Note each line of the listing that contains the string "triangle", and copy it.

——

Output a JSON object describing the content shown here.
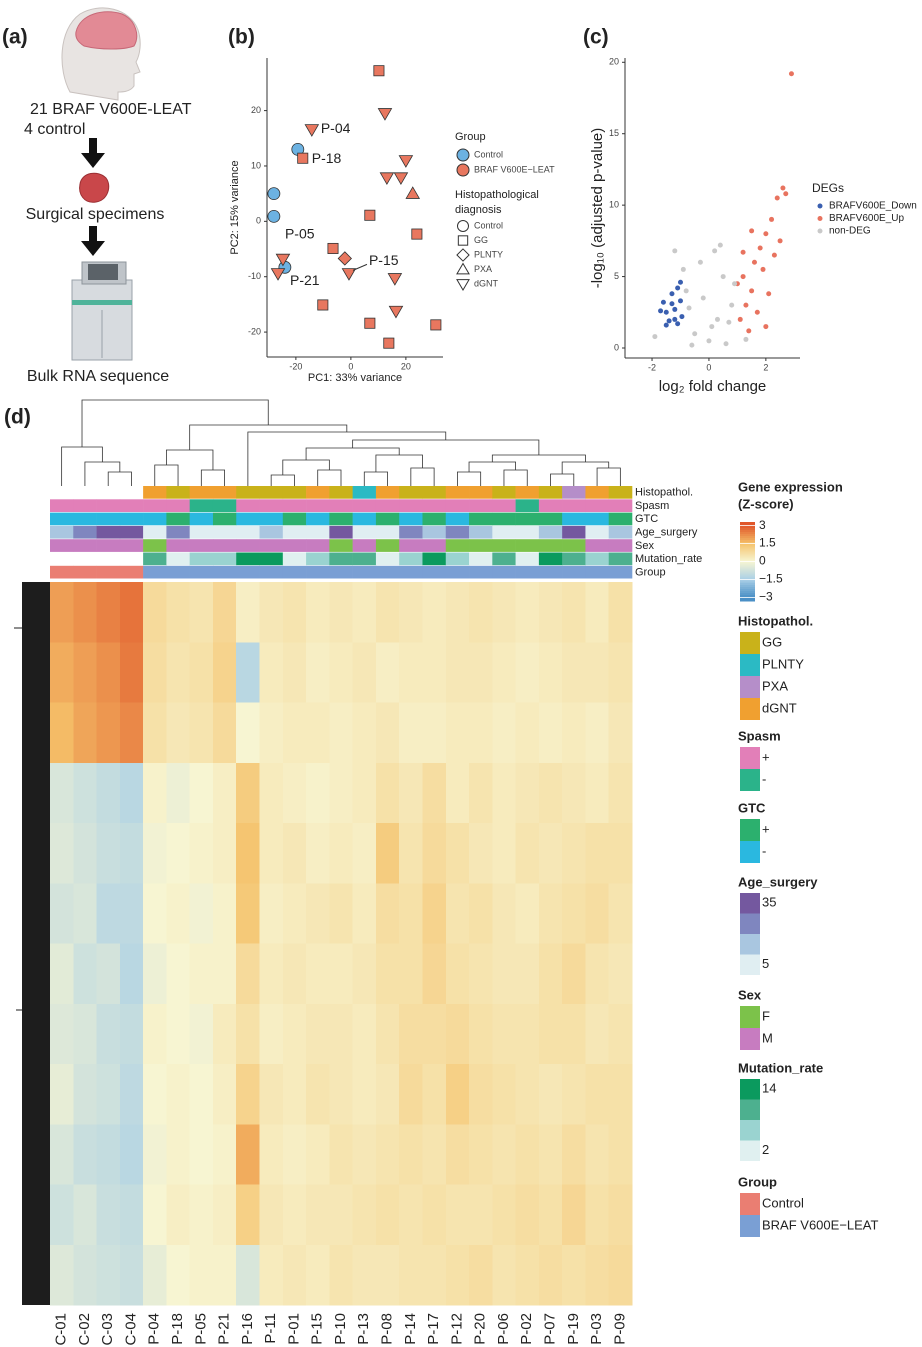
{
  "panel_labels": [
    "(a)",
    "(b)",
    "(c)",
    "(d)"
  ],
  "workflow": {
    "steps": [
      "21 BRAF V600E-LEAT",
      "4 control",
      "Surgical specimens",
      "Bulk RNA sequence"
    ]
  },
  "chart_data": [
    {
      "type": "scatter",
      "x_label": "PC1: 33% variance",
      "y_label": "PC2: 15% variance",
      "xlim": [
        -30.5,
        33.5
      ],
      "ylim": [
        -24.5,
        29.5
      ],
      "xticks": [
        -20,
        0,
        20
      ],
      "yticks": [
        -20,
        -10,
        0,
        10,
        20
      ],
      "legend_title": "Group",
      "shape_legend_title": [
        "Histopathological",
        "diagnosis"
      ],
      "shapes": [
        {
          "name": "Control",
          "shape": "circle"
        },
        {
          "name": "GG",
          "shape": "square"
        },
        {
          "name": "PLNTY",
          "shape": "diamond"
        },
        {
          "name": "PXA",
          "shape": "triangle"
        },
        {
          "name": "dGNT",
          "shape": "triangle-down"
        }
      ],
      "series": [
        {
          "name": "Control",
          "color": "#6cb2e2",
          "x": [
            -19.3,
            -28,
            -28,
            -24
          ],
          "y": [
            13,
            5,
            0.9,
            -8.3
          ],
          "shape": [
            "Control",
            "Control",
            "Control",
            "Control"
          ]
        },
        {
          "name": "BRAF V600E−LEAT",
          "color": "#e8775f",
          "x": [
            -14.2,
            -17.5,
            -24.7,
            -26.5,
            -0.7,
            -2.2,
            10.2,
            12.4,
            6.9,
            20,
            13.1,
            18.2,
            22.5,
            24,
            -6.5,
            -10.2,
            6.9,
            16.4,
            13.8,
            30.9,
            16
          ],
          "y": [
            16.6,
            11.4,
            -6.8,
            -9.4,
            -9.4,
            -6.7,
            27.2,
            19.5,
            1.1,
            11,
            7.9,
            7.9,
            5,
            -2.3,
            -4.9,
            -15.1,
            -18.4,
            -16.2,
            -22,
            -18.7,
            -10.3
          ],
          "shape": [
            "dGNT",
            "GG",
            "dGNT",
            "dGNT",
            "dGNT",
            "PLNTY",
            "GG",
            "dGNT",
            "GG",
            "dGNT",
            "dGNT",
            "dGNT",
            "PXA",
            "GG",
            "GG",
            "GG",
            "GG",
            "dGNT",
            "GG",
            "GG",
            "dGNT"
          ],
          "labels": [
            "P-04",
            "P-18",
            "P-05",
            "P-21",
            "P-15",
            null,
            null,
            null,
            null,
            null,
            null,
            null,
            null,
            null,
            null,
            null,
            null,
            null,
            null,
            null,
            null
          ]
        }
      ]
    },
    {
      "type": "scatter",
      "x_label": "log₂ fold change",
      "y_label": "-log₁₀ (adjusted p-value)",
      "xlim": [
        -2.95,
        3.2
      ],
      "ylim": [
        -0.7,
        20.3
      ],
      "xticks": [
        -2,
        0,
        2
      ],
      "yticks": [
        0,
        5,
        10,
        15,
        20
      ],
      "legend_title": "DEGs",
      "series": [
        {
          "name": "BRAFV600E_Down",
          "color": "#3a5fb0",
          "x": [
            -1.5,
            -1.3,
            -1.2,
            -1.6,
            -1.4,
            -1.1,
            -1.0,
            -1.3,
            -1.5,
            -1.2,
            -1.0,
            -1.7,
            -1.1,
            -0.95
          ],
          "y": [
            2.5,
            3.1,
            2.0,
            3.2,
            1.9,
            4.2,
            4.6,
            3.8,
            1.6,
            2.7,
            3.3,
            2.6,
            1.7,
            2.2
          ]
        },
        {
          "name": "BRAFV600E_Up",
          "color": "#e8735f",
          "x": [
            1.1,
            1.3,
            1.5,
            1.2,
            1.6,
            1.8,
            2.0,
            2.2,
            2.4,
            2.6,
            2.7,
            2.9,
            1.4,
            1.7,
            2.1,
            1.9,
            2.3,
            1.0,
            2.5,
            1.5,
            2.0,
            1.2
          ],
          "y": [
            2,
            3,
            4,
            5,
            6,
            7,
            8,
            9,
            10.5,
            11.2,
            10.8,
            19.2,
            1.2,
            2.5,
            3.8,
            5.5,
            6.5,
            4.5,
            7.5,
            8.2,
            1.5,
            6.7
          ]
        },
        {
          "name": "non-DEG",
          "color": "#c9c9c9",
          "x": [
            -0.5,
            0,
            0.3,
            -0.8,
            0.8,
            0.5,
            -0.2,
            0.2,
            -0.9,
            0.6,
            -0.6,
            0.9,
            0.1,
            -0.3,
            0.4,
            -1.2,
            -1.9,
            1.3,
            0.7,
            -0.7
          ],
          "y": [
            1,
            0.5,
            2,
            4,
            3,
            5,
            3.5,
            6.8,
            5.5,
            0.3,
            0.2,
            4.5,
            1.5,
            6,
            7.2,
            6.8,
            0.8,
            0.6,
            1.8,
            2.8
          ]
        }
      ]
    },
    {
      "type": "heatmap",
      "columns": [
        "C-01",
        "C-02",
        "C-03",
        "C-04",
        "P-04",
        "P-18",
        "P-05",
        "P-21",
        "P-16",
        "P-11",
        "P-01",
        "P-15",
        "P-10",
        "P-13",
        "P-08",
        "P-14",
        "P-17",
        "P-12",
        "P-20",
        "P-06",
        "P-02",
        "P-07",
        "P-19",
        "P-03",
        "P-09"
      ],
      "values": [
        [
          2.0,
          2.2,
          2.4,
          2.6,
          0.8,
          0.6,
          0.5,
          0.9,
          0.2,
          0.4,
          0.5,
          0.3,
          0.4,
          0.3,
          0.5,
          0.4,
          0.3,
          0.4,
          0.5,
          0.4,
          0.3,
          0.4,
          0.5,
          0.3,
          0.6
        ],
        [
          1.8,
          2.0,
          2.2,
          2.5,
          0.7,
          0.5,
          0.6,
          1.0,
          -1.2,
          0.3,
          0.4,
          0.2,
          0.3,
          0.4,
          0.2,
          0.3,
          0.3,
          0.4,
          0.4,
          0.3,
          0.2,
          0.3,
          0.4,
          0.4,
          0.5
        ],
        [
          1.6,
          1.9,
          2.1,
          2.3,
          0.6,
          0.4,
          0.5,
          0.8,
          0.0,
          0.2,
          0.3,
          0.3,
          0.2,
          0.3,
          0.4,
          0.2,
          0.2,
          0.3,
          0.3,
          0.2,
          0.3,
          0.2,
          0.3,
          0.2,
          0.4
        ],
        [
          -0.6,
          -0.8,
          -1.0,
          -1.2,
          0.1,
          -0.2,
          0.0,
          0.2,
          1.2,
          0.3,
          0.2,
          0.1,
          0.2,
          0.3,
          0.6,
          0.4,
          0.7,
          0.3,
          0.5,
          0.3,
          0.4,
          0.5,
          0.4,
          0.3,
          0.5
        ],
        [
          -0.5,
          -0.7,
          -0.9,
          -1.0,
          -0.1,
          0.0,
          0.1,
          0.2,
          1.4,
          0.3,
          0.4,
          0.2,
          0.3,
          0.2,
          1.2,
          0.5,
          0.8,
          0.6,
          0.4,
          0.3,
          0.5,
          0.4,
          0.5,
          0.6,
          0.6
        ],
        [
          -0.7,
          -0.6,
          -1.1,
          -1.1,
          0.0,
          0.1,
          -0.1,
          0.1,
          1.3,
          0.2,
          0.3,
          0.4,
          0.5,
          0.3,
          0.7,
          0.6,
          1.0,
          0.5,
          0.6,
          0.4,
          0.3,
          0.5,
          0.6,
          0.7,
          0.5
        ],
        [
          -0.4,
          -0.8,
          -0.7,
          -1.2,
          -0.2,
          0.0,
          0.1,
          0.1,
          0.8,
          0.3,
          0.4,
          0.3,
          0.3,
          0.4,
          0.6,
          0.6,
          0.9,
          0.6,
          0.5,
          0.4,
          0.4,
          0.6,
          0.8,
          0.5,
          0.4
        ],
        [
          -0.5,
          -0.6,
          -0.9,
          -1.0,
          0.1,
          0.0,
          -0.1,
          0.3,
          0.6,
          0.2,
          0.3,
          0.4,
          0.4,
          0.3,
          0.5,
          0.7,
          0.7,
          0.8,
          0.6,
          0.5,
          0.5,
          0.6,
          0.6,
          0.4,
          0.5
        ],
        [
          -0.3,
          -0.7,
          -0.8,
          -1.1,
          0.0,
          0.1,
          0.0,
          0.2,
          1.0,
          0.4,
          0.3,
          0.5,
          0.4,
          0.3,
          0.4,
          0.8,
          0.6,
          1.1,
          0.7,
          0.6,
          0.5,
          0.4,
          0.5,
          0.6,
          0.6
        ],
        [
          -0.6,
          -0.9,
          -1.0,
          -1.2,
          -0.1,
          0.1,
          0.0,
          0.1,
          1.8,
          0.3,
          0.2,
          0.3,
          0.5,
          0.4,
          0.5,
          0.6,
          0.5,
          0.7,
          0.6,
          0.5,
          0.6,
          0.5,
          0.7,
          0.5,
          0.6
        ],
        [
          -0.8,
          -0.6,
          -0.9,
          -1.0,
          0.0,
          0.2,
          0.1,
          0.2,
          1.1,
          0.4,
          0.3,
          0.4,
          0.4,
          0.5,
          0.6,
          0.5,
          0.6,
          0.5,
          0.5,
          0.6,
          0.7,
          0.6,
          0.9,
          0.6,
          0.7
        ],
        [
          -0.5,
          -0.7,
          -0.8,
          -0.9,
          -0.3,
          0.0,
          0.1,
          0.1,
          -0.6,
          0.3,
          0.4,
          0.3,
          0.5,
          0.4,
          0.4,
          0.5,
          0.5,
          0.6,
          0.7,
          0.5,
          0.6,
          0.7,
          0.6,
          0.7,
          0.8
        ]
      ],
      "scale": {
        "title": [
          "Gene expression",
          "(Z-score)"
        ],
        "lim": [
          -3.3,
          3.3
        ],
        "ticks": [
          3,
          1.5,
          0,
          {
            "value": -1.5,
            "label": "−1.5"
          },
          {
            "value": -3,
            "label": "−3"
          }
        ],
        "colors": [
          "#e0562a",
          "#f5c26a",
          "#f7f5d2",
          "#a9cfe6",
          "#4a8fc6"
        ]
      },
      "annotations": [
        {
          "name": "Histopathol.",
          "levels": [
            {
              "label": "GG",
              "color": "#c9b21a"
            },
            {
              "label": "PLNTY",
              "color": "#2bbac4"
            },
            {
              "label": "PXA",
              "color": "#b58ec9"
            },
            {
              "label": "dGNT",
              "color": "#f0a030"
            }
          ],
          "values": [
            null,
            null,
            null,
            null,
            "dGNT",
            "GG",
            "dGNT",
            "dGNT",
            "GG",
            "GG",
            "GG",
            "dGNT",
            "GG",
            "PLNTY",
            "dGNT",
            "GG",
            "GG",
            "dGNT",
            "dGNT",
            "GG",
            "dGNT",
            "GG",
            "PXA",
            "dGNT",
            "GG"
          ]
        },
        {
          "name": "Spasm",
          "levels": [
            {
              "label": "+",
              "color": "#e27fb8"
            },
            {
              "label": "-",
              "color": "#2bb38a"
            }
          ],
          "values": [
            "+",
            "+",
            "+",
            "+",
            "+",
            "+",
            "-",
            "-",
            "+",
            "+",
            "+",
            "+",
            "+",
            "+",
            "+",
            "+",
            "+",
            "+",
            "+",
            "+",
            "-",
            "+",
            "+",
            "+",
            "+"
          ]
        },
        {
          "name": "GTC",
          "levels": [
            {
              "label": "+",
              "color": "#2cb06e"
            },
            {
              "label": "-",
              "color": "#2ab8e0"
            }
          ],
          "values": [
            "-",
            "-",
            "-",
            "-",
            "-",
            "+",
            "-",
            "+",
            "-",
            "-",
            "+",
            "-",
            "+",
            "-",
            "+",
            "-",
            "+",
            "-",
            "+",
            "+",
            "+",
            "+",
            "-",
            "-",
            "+"
          ]
        },
        {
          "name": "Age_surgery",
          "lim": [
            5,
            35
          ],
          "legend_ticks": [
            35,
            5
          ],
          "colors": [
            "#e0eef2",
            "#a9c6e0",
            "#7f86bf",
            "#74589f"
          ],
          "values": [
            15,
            20,
            28,
            34,
            12,
            26,
            8,
            6,
            10,
            18,
            6,
            9,
            32,
            12,
            8,
            22,
            16,
            24,
            14,
            10,
            12,
            18,
            30,
            8,
            16
          ]
        },
        {
          "name": "Sex",
          "levels": [
            {
              "label": "F",
              "color": "#7cc24a"
            },
            {
              "label": "M",
              "color": "#c77cc0"
            }
          ],
          "values": [
            "M",
            "M",
            "M",
            "M",
            "F",
            "M",
            "M",
            "M",
            "M",
            "M",
            "M",
            "M",
            "F",
            "M",
            "F",
            "M",
            "M",
            "F",
            "F",
            "F",
            "F",
            "F",
            "F",
            "M",
            "M"
          ]
        },
        {
          "name": "Mutation_rate",
          "lim": [
            2,
            14
          ],
          "legend_ticks": [
            14,
            2
          ],
          "colors": [
            "#e0f0f0",
            "#9ad3d0",
            "#4db08f",
            "#0b9a5e"
          ],
          "values": [
            null,
            null,
            null,
            null,
            8,
            4,
            5,
            6,
            14,
            12,
            4,
            6,
            10,
            8,
            4,
            5,
            14,
            6,
            3,
            8,
            4,
            12,
            9,
            5,
            10
          ]
        },
        {
          "name": "Group",
          "levels": [
            {
              "label": "Control",
              "color": "#ea7e72"
            },
            {
              "label": "BRAF V600E−LEAT",
              "color": "#7a9fd4"
            }
          ],
          "values": [
            "Control",
            "Control",
            "Control",
            "Control",
            "BRAF V600E−LEAT",
            "BRAF V600E−LEAT",
            "BRAF V600E−LEAT",
            "BRAF V600E−LEAT",
            "BRAF V600E−LEAT",
            "BRAF V600E−LEAT",
            "BRAF V600E−LEAT",
            "BRAF V600E−LEAT",
            "BRAF V600E−LEAT",
            "BRAF V600E−LEAT",
            "BRAF V600E−LEAT",
            "BRAF V600E−LEAT",
            "BRAF V600E−LEAT",
            "BRAF V600E−LEAT",
            "BRAF V600E−LEAT",
            "BRAF V600E−LEAT",
            "BRAF V600E−LEAT",
            "BRAF V600E−LEAT",
            "BRAF V600E−LEAT",
            "BRAF V600E−LEAT",
            "BRAF V600E−LEAT"
          ]
        }
      ]
    }
  ]
}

——

◆ FULL OUTPUT ◆
          "shape": "triangle"
          "shape": "triangle-down"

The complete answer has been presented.